## Objective
Write out the material exactly, without any of its pictures.

»»

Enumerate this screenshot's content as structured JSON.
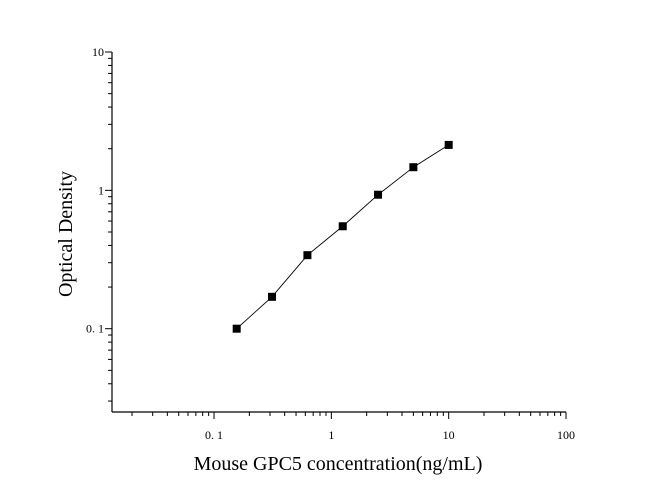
{
  "chart_data": {
    "type": "scatter",
    "title": "",
    "xlabel": "Mouse GPC5 concentration(ng/mL)",
    "ylabel": "Optical Density",
    "xscale": "log",
    "yscale": "log",
    "xlim": [
      0.0135,
      100
    ],
    "ylim": [
      0.025,
      10
    ],
    "grid": false,
    "legend": "none",
    "x_ticks": [
      {
        "value": 0.1,
        "label": "0. 1"
      },
      {
        "value": 1,
        "label": "1"
      },
      {
        "value": 10,
        "label": "10"
      },
      {
        "value": 100,
        "label": "100"
      }
    ],
    "y_ticks": [
      {
        "value": 0.1,
        "label": "0. 1"
      },
      {
        "value": 1,
        "label": "1"
      },
      {
        "value": 10,
        "label": "10"
      }
    ],
    "series": [
      {
        "marker": "square",
        "color": "#000000",
        "points": [
          {
            "x": 0.156,
            "y": 0.1
          },
          {
            "x": 0.312,
            "y": 0.17
          },
          {
            "x": 0.625,
            "y": 0.34
          },
          {
            "x": 1.25,
            "y": 0.55
          },
          {
            "x": 2.5,
            "y": 0.93
          },
          {
            "x": 5,
            "y": 1.47
          },
          {
            "x": 10,
            "y": 2.13
          }
        ],
        "fit_curve": true
      }
    ]
  }
}
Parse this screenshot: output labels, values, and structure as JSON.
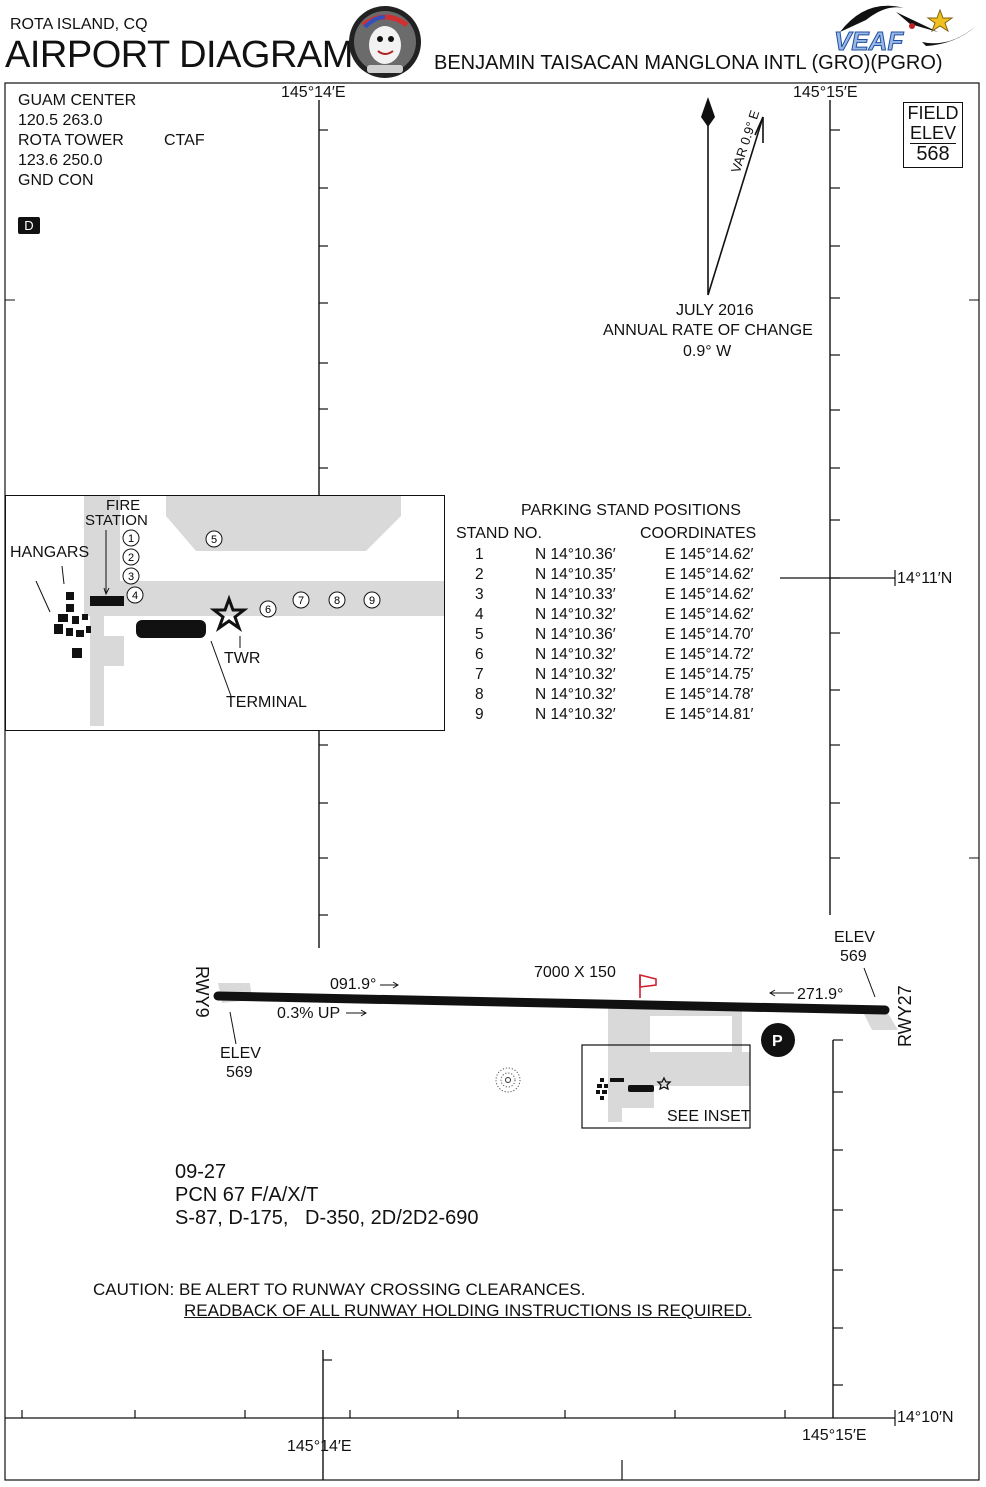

««

## The response
Enumerate this screenshot's content as structured JSON.
{
  "chart_data": {
    "type": "scatter",
    "title": "",
    "xlabel": "Mouse GPC5 concentration(ng/mL)",
    "ylabel": "Optical Density",
    "xscale": "log",
    "yscale": "log",
    "xlim": [
      0.0135,
      100
    ],
    "ylim": [
      0.025,
      10
    ],
    "grid": false,
    "legend": "none",
    "x_ticks": [
      {
        "value": 0.1,
        "label": "0. 1"
      },
      {
        "value": 1,
        "label": "1"
      },
      {
        "value": 10,
        "label": "10"
      },
      {
        "value": 100,
        "label": "100"
      }
    ],
    "y_ticks": [
      {
        "value": 0.1,
        "label": "0. 1"
      },
      {
        "value": 1,
        "label": "1"
      },
      {
        "value": 10,
        "label": "10"
      }
    ],
    "series": [
      {
        "marker": "square",
        "color": "#000000",
        "points": [
          {
            "x": 0.156,
            "y": 0.1
          },
          {
            "x": 0.312,
            "y": 0.17
          },
          {
            "x": 0.625,
            "y": 0.34
          },
          {
            "x": 1.25,
            "y": 0.55
          },
          {
            "x": 2.5,
            "y": 0.93
          },
          {
            "x": 5,
            "y": 1.47
          },
          {
            "x": 10,
            "y": 2.13
          }
        ],
        "fit_curve": true
      }
    ]
  }
}
Parse this screenshot: output labels, values, and structure as JSON.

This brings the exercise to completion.